DO THIS - Retype the data that follows line by line, exactly, and leave its pictures out.

[A block of data]
____

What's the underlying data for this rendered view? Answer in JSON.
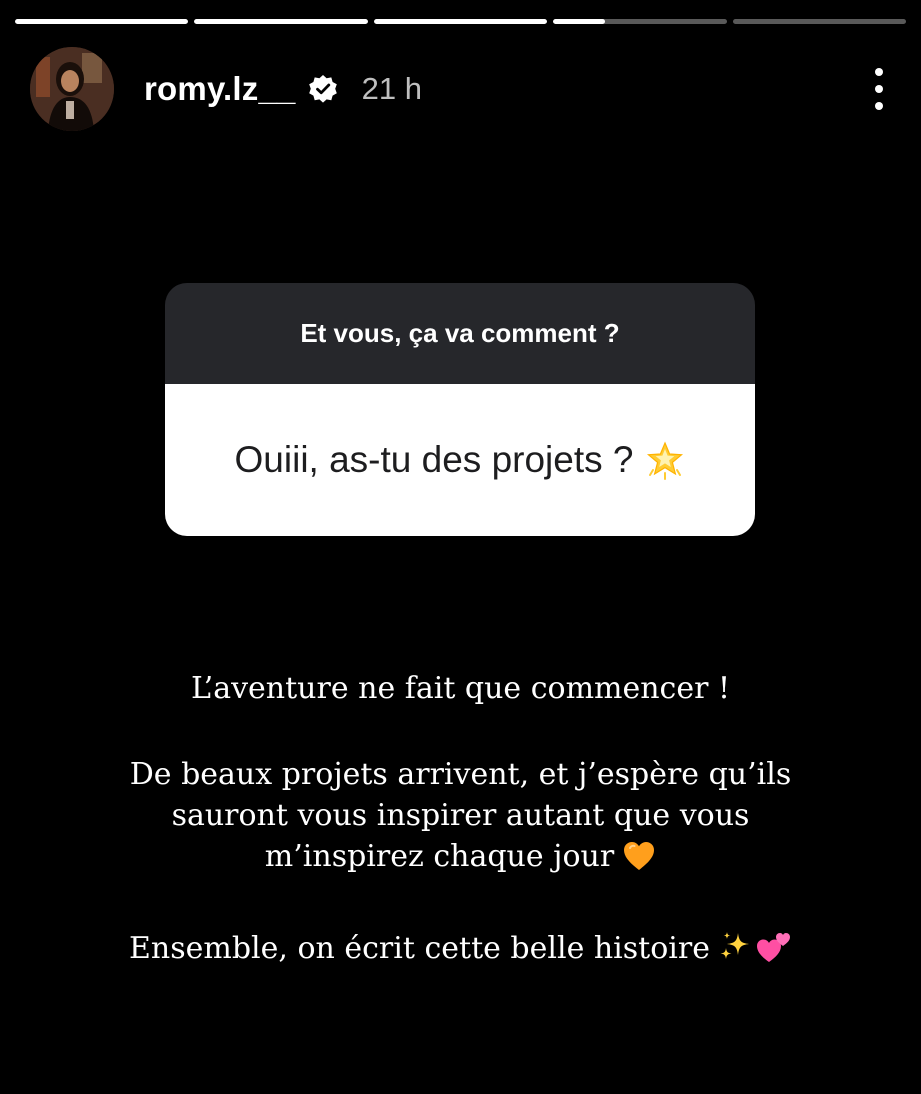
{
  "progress": [
    1,
    1,
    1,
    0.3,
    0
  ],
  "header": {
    "username": "romy.lz__",
    "time": "21 h",
    "verified_icon": "verified-badge-icon",
    "more_icon": "more-vertical-icon"
  },
  "question": {
    "prompt": "Et vous, ça va comment ?",
    "answer": "Ouiii, as-tu des projets ?",
    "answer_emoji": "glowing-star-icon"
  },
  "story": {
    "line1": "L’aventure ne fait que commencer !",
    "p2_line1": "De beaux projets arrivent, et j’espère qu’ils",
    "p2_line2": "sauront vous inspirer autant que vous",
    "p2_line3": "m’inspirez chaque jour",
    "p2_emoji": "orange-heart-icon",
    "line4": "Ensemble, on écrit cette belle histoire",
    "line4_emojis": [
      "sparkles-icon",
      "two-hearts-icon"
    ]
  },
  "colors": {
    "background": "#000000",
    "question_header": "#26272b",
    "question_body": "#ffffff",
    "accent_orange": "#ff9f1c",
    "accent_pink": "#ff4fa3"
  }
}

____

RESPONSE -
What's the underlying data for this rendered view? Answer in JSON.
{
  "progress": [
    1,
    1,
    1,
    0.3,
    0
  ],
  "header": {
    "username": "romy.lz__",
    "time": "21 h",
    "verified_icon": "verified-badge-icon",
    "more_icon": "more-vertical-icon"
  },
  "question": {
    "prompt": "Et vous, ça va comment ?",
    "answer": "Ouiii, as-tu des projets ?",
    "answer_emoji": "glowing-star-icon"
  },
  "story": {
    "line1": "L’aventure ne fait que commencer !",
    "p2_line1": "De beaux projets arrivent, et j’espère qu’ils",
    "p2_line2": "sauront vous inspirer autant que vous",
    "p2_line3": "m’inspirez chaque jour",
    "p2_emoji": "orange-heart-icon",
    "line4": "Ensemble, on écrit cette belle histoire",
    "line4_emojis": [
      "sparkles-icon",
      "two-hearts-icon"
    ]
  },
  "colors": {
    "background": "#000000",
    "question_header": "#26272b",
    "question_body": "#ffffff",
    "accent_orange": "#ff9f1c",
    "accent_pink": "#ff4fa3"
  }
}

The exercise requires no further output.